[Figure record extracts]
= = = = = = =
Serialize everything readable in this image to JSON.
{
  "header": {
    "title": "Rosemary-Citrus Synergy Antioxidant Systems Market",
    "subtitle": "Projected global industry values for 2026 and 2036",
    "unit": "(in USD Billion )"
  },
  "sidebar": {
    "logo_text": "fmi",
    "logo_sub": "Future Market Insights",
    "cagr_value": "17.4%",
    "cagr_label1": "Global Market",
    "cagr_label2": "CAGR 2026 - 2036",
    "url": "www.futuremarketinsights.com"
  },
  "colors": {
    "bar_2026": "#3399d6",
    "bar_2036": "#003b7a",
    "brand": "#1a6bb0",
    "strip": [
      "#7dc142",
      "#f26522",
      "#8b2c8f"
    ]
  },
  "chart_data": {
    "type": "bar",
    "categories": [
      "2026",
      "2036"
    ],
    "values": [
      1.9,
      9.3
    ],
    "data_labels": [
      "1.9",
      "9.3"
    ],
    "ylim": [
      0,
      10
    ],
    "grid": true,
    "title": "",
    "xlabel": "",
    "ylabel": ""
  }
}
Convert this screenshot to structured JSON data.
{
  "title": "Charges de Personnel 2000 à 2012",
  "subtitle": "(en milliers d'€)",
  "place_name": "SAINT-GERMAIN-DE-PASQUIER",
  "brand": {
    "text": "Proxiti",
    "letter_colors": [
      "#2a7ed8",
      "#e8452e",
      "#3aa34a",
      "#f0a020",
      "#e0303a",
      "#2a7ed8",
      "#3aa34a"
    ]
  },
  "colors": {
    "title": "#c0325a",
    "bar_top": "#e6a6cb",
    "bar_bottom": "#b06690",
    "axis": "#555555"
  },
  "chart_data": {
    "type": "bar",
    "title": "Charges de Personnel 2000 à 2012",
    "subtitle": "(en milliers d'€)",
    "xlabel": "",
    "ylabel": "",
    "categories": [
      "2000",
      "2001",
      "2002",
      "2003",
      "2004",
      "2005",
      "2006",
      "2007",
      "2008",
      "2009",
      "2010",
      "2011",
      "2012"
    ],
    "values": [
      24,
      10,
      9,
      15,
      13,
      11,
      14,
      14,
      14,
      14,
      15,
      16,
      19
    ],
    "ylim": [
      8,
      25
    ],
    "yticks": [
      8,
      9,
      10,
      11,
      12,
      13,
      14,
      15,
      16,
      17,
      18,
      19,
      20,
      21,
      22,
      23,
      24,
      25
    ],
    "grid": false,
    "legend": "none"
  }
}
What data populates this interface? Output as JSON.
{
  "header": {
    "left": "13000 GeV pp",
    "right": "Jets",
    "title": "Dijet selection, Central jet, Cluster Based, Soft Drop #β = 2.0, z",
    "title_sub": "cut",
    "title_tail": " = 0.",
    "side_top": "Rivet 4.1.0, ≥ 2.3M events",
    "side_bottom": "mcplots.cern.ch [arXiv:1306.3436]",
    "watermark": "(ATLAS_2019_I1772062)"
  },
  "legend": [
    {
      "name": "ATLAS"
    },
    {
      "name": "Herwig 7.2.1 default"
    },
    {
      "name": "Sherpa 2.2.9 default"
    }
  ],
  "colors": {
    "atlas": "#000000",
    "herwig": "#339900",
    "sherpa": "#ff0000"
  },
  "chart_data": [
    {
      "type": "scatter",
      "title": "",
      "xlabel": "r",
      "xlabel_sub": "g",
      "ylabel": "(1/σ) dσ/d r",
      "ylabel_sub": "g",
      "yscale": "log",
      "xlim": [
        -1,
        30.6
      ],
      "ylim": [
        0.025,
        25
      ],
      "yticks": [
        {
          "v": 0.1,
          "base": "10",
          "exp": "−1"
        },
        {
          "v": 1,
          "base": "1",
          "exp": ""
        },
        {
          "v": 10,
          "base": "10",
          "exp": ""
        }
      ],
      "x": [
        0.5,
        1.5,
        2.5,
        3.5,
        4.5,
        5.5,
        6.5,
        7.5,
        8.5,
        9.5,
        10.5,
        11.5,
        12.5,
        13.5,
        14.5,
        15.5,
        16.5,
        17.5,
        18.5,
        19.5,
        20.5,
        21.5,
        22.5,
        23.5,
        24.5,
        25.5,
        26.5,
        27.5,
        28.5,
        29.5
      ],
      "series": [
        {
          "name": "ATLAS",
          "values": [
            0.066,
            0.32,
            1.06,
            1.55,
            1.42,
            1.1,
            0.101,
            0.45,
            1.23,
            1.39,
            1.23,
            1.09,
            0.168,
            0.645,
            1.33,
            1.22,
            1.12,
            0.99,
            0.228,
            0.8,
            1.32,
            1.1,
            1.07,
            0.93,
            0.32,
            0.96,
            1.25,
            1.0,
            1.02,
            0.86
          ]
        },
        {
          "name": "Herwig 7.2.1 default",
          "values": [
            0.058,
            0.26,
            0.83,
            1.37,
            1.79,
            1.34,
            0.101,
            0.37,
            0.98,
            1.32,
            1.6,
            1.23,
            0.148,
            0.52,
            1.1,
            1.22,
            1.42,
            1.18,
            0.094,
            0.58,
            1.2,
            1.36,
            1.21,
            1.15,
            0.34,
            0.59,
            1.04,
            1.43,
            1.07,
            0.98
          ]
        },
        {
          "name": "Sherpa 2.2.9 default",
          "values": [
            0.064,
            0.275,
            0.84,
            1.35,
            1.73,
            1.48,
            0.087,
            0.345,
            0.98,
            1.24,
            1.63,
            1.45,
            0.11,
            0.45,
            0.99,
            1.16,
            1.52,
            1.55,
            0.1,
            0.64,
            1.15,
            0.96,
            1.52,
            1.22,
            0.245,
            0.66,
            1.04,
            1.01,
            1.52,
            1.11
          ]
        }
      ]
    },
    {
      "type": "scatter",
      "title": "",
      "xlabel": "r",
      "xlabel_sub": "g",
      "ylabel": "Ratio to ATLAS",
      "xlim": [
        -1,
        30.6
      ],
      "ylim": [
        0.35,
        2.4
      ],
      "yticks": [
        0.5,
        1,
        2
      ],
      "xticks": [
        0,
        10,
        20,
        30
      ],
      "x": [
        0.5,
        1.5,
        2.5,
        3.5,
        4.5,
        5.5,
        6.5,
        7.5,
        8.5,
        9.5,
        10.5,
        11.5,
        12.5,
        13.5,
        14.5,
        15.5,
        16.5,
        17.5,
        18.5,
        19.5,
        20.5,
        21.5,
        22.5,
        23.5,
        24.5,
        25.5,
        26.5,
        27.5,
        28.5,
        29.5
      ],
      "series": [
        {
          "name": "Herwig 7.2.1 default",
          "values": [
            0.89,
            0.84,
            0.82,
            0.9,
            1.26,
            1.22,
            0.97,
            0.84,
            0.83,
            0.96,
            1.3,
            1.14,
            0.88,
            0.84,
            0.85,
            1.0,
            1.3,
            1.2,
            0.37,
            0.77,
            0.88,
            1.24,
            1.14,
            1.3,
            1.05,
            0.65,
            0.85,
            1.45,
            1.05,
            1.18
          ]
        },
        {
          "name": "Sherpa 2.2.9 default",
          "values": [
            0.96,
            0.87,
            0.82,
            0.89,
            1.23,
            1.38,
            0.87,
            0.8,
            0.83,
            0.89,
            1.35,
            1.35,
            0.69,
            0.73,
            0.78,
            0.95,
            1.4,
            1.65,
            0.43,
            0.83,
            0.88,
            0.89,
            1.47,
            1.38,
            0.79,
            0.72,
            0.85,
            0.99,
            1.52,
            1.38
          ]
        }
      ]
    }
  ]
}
= = = = = = =
Copy every record above exactly as it appears.

:: OUTPUT FOR THIS EXERCISE ::
Serialize everything readable in this image to JSON.
{
  "header": {
    "title": "Rosemary-Citrus Synergy Antioxidant Systems Market",
    "subtitle": "Projected global industry values for 2026 and 2036",
    "unit": "(in USD Billion )"
  },
  "sidebar": {
    "logo_text": "fmi",
    "logo_sub": "Future Market Insights",
    "cagr_value": "17.4%",
    "cagr_label1": "Global Market",
    "cagr_label2": "CAGR 2026 - 2036",
    "url": "www.futuremarketinsights.com"
  },
  "colors": {
    "bar_2026": "#3399d6",
    "bar_2036": "#003b7a",
    "brand": "#1a6bb0",
    "strip": [
      "#7dc142",
      "#f26522",
      "#8b2c8f"
    ]
  },
  "chart_data": {
    "type": "bar",
    "categories": [
      "2026",
      "2036"
    ],
    "values": [
      1.9,
      9.3
    ],
    "data_labels": [
      "1.9",
      "9.3"
    ],
    "ylim": [
      0,
      10
    ],
    "grid": true,
    "title": "",
    "xlabel": "",
    "ylabel": ""
  }
}
Convert this screenshot to structured JSON data.
{
  "title": "Charges de Personnel 2000 à 2012",
  "subtitle": "(en milliers d'€)",
  "place_name": "SAINT-GERMAIN-DE-PASQUIER",
  "brand": {
    "text": "Proxiti",
    "letter_colors": [
      "#2a7ed8",
      "#e8452e",
      "#3aa34a",
      "#f0a020",
      "#e0303a",
      "#2a7ed8",
      "#3aa34a"
    ]
  },
  "colors": {
    "title": "#c0325a",
    "bar_top": "#e6a6cb",
    "bar_bottom": "#b06690",
    "axis": "#555555"
  },
  "chart_data": {
    "type": "bar",
    "title": "Charges de Personnel 2000 à 2012",
    "subtitle": "(en milliers d'€)",
    "xlabel": "",
    "ylabel": "",
    "categories": [
      "2000",
      "2001",
      "2002",
      "2003",
      "2004",
      "2005",
      "2006",
      "2007",
      "2008",
      "2009",
      "2010",
      "2011",
      "2012"
    ],
    "values": [
      24,
      10,
      9,
      15,
      13,
      11,
      14,
      14,
      14,
      14,
      15,
      16,
      19
    ],
    "ylim": [
      8,
      25
    ],
    "yticks": [
      8,
      9,
      10,
      11,
      12,
      13,
      14,
      15,
      16,
      17,
      18,
      19,
      20,
      21,
      22,
      23,
      24,
      25
    ],
    "grid": false,
    "legend": "none"
  }
}
What data populates this interface? Output as JSON.
{
  "header": {
    "left": "13000 GeV pp",
    "right": "Jets",
    "title": "Dijet selection, Central jet, Cluster Based, Soft Drop #β = 2.0, z",
    "title_sub": "cut",
    "title_tail": " = 0.",
    "side_top": "Rivet 4.1.0, ≥ 2.3M events",
    "side_bottom": "mcplots.cern.ch [arXiv:1306.3436]",
    "watermark": "(ATLAS_2019_I1772062)"
  },
  "legend": [
    {
      "name": "ATLAS"
    },
    {
      "name": "Herwig 7.2.1 default"
    },
    {
      "name": "Sherpa 2.2.9 default"
    }
  ],
  "colors": {
    "atlas": "#000000",
    "herwig": "#339900",
    "sherpa": "#ff0000"
  },
  "chart_data": [
    {
      "type": "scatter",
      "title": "",
      "xlabel": "r",
      "xlabel_sub": "g",
      "ylabel": "(1/σ) dσ/d r",
      "ylabel_sub": "g",
      "yscale": "log",
      "xlim": [
        -1,
        30.6
      ],
      "ylim": [
        0.025,
        25
      ],
      "yticks": [
        {
          "v": 0.1,
          "base": "10",
          "exp": "−1"
        },
        {
          "v": 1,
          "base": "1",
          "exp": ""
        },
        {
          "v": 10,
          "base": "10",
          "exp": ""
        }
      ],
      "x": [
        0.5,
        1.5,
        2.5,
        3.5,
        4.5,
        5.5,
        6.5,
        7.5,
        8.5,
        9.5,
        10.5,
        11.5,
        12.5,
        13.5,
        14.5,
        15.5,
        16.5,
        17.5,
        18.5,
        19.5,
        20.5,
        21.5,
        22.5,
        23.5,
        24.5,
        25.5,
        26.5,
        27.5,
        28.5,
        29.5
      ],
      "series": [
        {
          "name": "ATLAS",
          "values": [
            0.066,
            0.32,
            1.06,
            1.55,
            1.42,
            1.1,
            0.101,
            0.45,
            1.23,
            1.39,
            1.23,
            1.09,
            0.168,
            0.645,
            1.33,
            1.22,
            1.12,
            0.99,
            0.228,
            0.8,
            1.32,
            1.1,
            1.07,
            0.93,
            0.32,
            0.96,
            1.25,
            1.0,
            1.02,
            0.86
          ]
        },
        {
          "name": "Herwig 7.2.1 default",
          "values": [
            0.058,
            0.26,
            0.83,
            1.37,
            1.79,
            1.34,
            0.101,
            0.37,
            0.98,
            1.32,
            1.6,
            1.23,
            0.148,
            0.52,
            1.1,
            1.22,
            1.42,
            1.18,
            0.094,
            0.58,
            1.2,
            1.36,
            1.21,
            1.15,
            0.34,
            0.59,
            1.04,
            1.43,
            1.07,
            0.98
          ]
        },
        {
          "name": "Sherpa 2.2.9 default",
          "values": [
            0.064,
            0.275,
            0.84,
            1.35,
            1.73,
            1.48,
            0.087,
            0.345,
            0.98,
            1.24,
            1.63,
            1.45,
            0.11,
            0.45,
            0.99,
            1.16,
            1.52,
            1.55,
            0.1,
            0.64,
            1.15,
            0.96,
            1.52,
            1.22,
            0.245,
            0.66,
            1.04,
            1.01,
            1.52,
            1.11
          ]
        }
      ]
    },
    {
      "type": "scatter",
      "title": "",
      "xlabel": "r",
      "xlabel_sub": "g",
      "ylabel": "Ratio to ATLAS",
      "xlim": [
        -1,
        30.6
      ],
      "ylim": [
        0.35,
        2.4
      ],
      "yticks": [
        0.5,
        1,
        2
      ],
      "xticks": [
        0,
        10,
        20,
        30
      ],
      "x": [
        0.5,
        1.5,
        2.5,
        3.5,
        4.5,
        5.5,
        6.5,
        7.5,
        8.5,
        9.5,
        10.5,
        11.5,
        12.5,
        13.5,
        14.5,
        15.5,
        16.5,
        17.5,
        18.5,
        19.5,
        20.5,
        21.5,
        22.5,
        23.5,
        24.5,
        25.5,
        26.5,
        27.5,
        28.5,
        29.5
      ],
      "series": [
        {
          "name": "Herwig 7.2.1 default",
          "values": [
            0.89,
            0.84,
            0.82,
            0.9,
            1.26,
            1.22,
            0.97,
            0.84,
            0.83,
            0.96,
            1.3,
            1.14,
            0.88,
            0.84,
            0.85,
            1.0,
            1.3,
            1.2,
            0.37,
            0.77,
            0.88,
            1.24,
            1.14,
            1.3,
            1.05,
            0.65,
            0.85,
            1.45,
            1.05,
            1.18
          ]
        },
        {
          "name": "Sherpa 2.2.9 default",
          "values": [
            0.96,
            0.87,
            0.82,
            0.89,
            1.23,
            1.38,
            0.87,
            0.8,
            0.83,
            0.89,
            1.35,
            1.35,
            0.69,
            0.73,
            0.78,
            0.95,
            1.4,
            1.65,
            0.43,
            0.83,
            0.88,
            0.89,
            1.47,
            1.38,
            0.79,
            0.72,
            0.85,
            0.99,
            1.52,
            1.38
          ]
        }
      ]
    }
  ]
}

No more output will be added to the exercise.